● **Description of the task**
Repeat the listing word for word. No pictures belong in the copy.

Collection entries
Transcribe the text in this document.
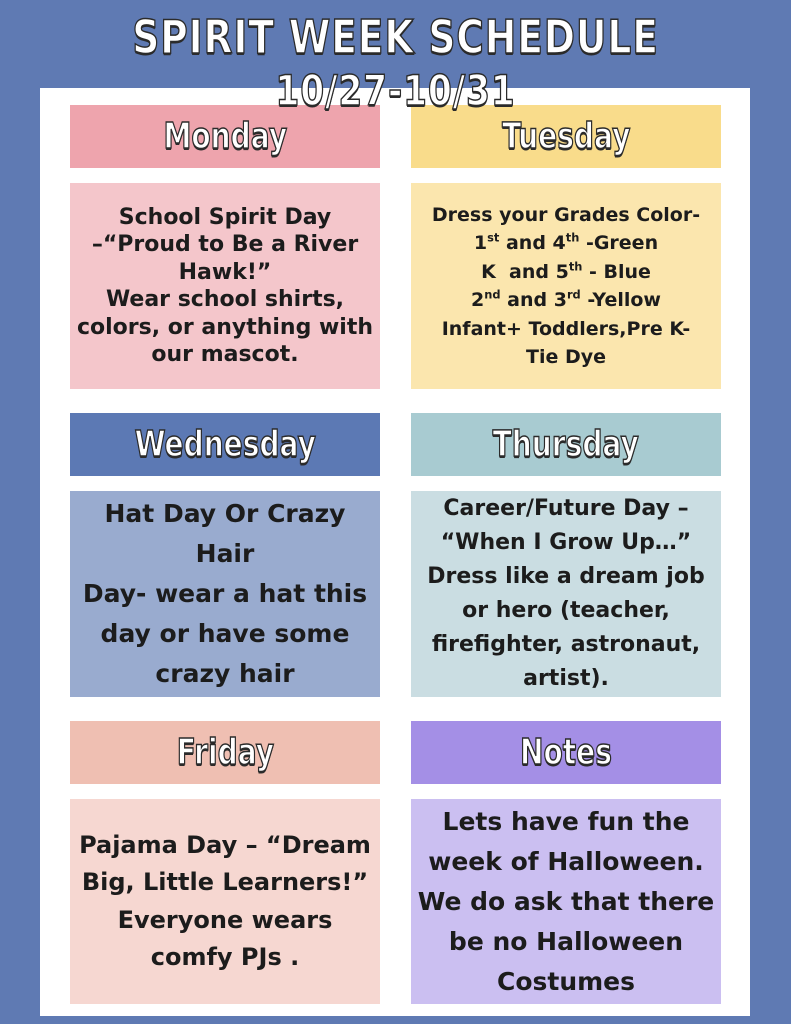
SPIRIT WEEK SCHEDULE
10/27-10/31
Monday
School Spirit Day
–“Proud to Be a River
Hawk!”
Wear school shirts,
colors, or anything with
our mascot.
Tuesday
Dress your Grades Color-
1st and 4th -Green
K  and 5th - Blue
2nd and 3rd -Yellow
Infant+ Toddlers,Pre K-
Tie Dye
Wednesday
Hat Day Or Crazy
Hair
Day- wear a hat this
day or have some
crazy hair
Thursday
Career/Future Day –
“When I Grow Up…”
Dress like a dream job
or hero (teacher,
firefighter, astronaut,
artist).
Friday
Pajama Day – “Dream
Big, Little Learners!”
Everyone wears
comfy PJs .
Notes
Lets have fun the
week of Halloween.
We do ask that there
be no Halloween
Costumes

● **Solution for this problem**
Transcribe the text in this document.
SPIRIT WEEK SCHEDULE
10/27-10/31
Monday
School Spirit Day
–“Proud to Be a River
Hawk!”
Wear school shirts,
colors, or anything with
our mascot.
Tuesday
Dress your Grades Color-
1st and 4th -Green
K  and 5th - Blue
2nd and 3rd -Yellow
Infant+ Toddlers,Pre K-
Tie Dye
Wednesday
Hat Day Or Crazy
Hair
Day- wear a hat this
day or have some
crazy hair
Thursday
Career/Future Day –
“When I Grow Up…”
Dress like a dream job
or hero (teacher,
firefighter, astronaut,
artist).
Friday
Pajama Day – “Dream
Big, Little Learners!”
Everyone wears
comfy PJs .
Notes
Lets have fun the
week of Halloween.
We do ask that there
be no Halloween
Costumes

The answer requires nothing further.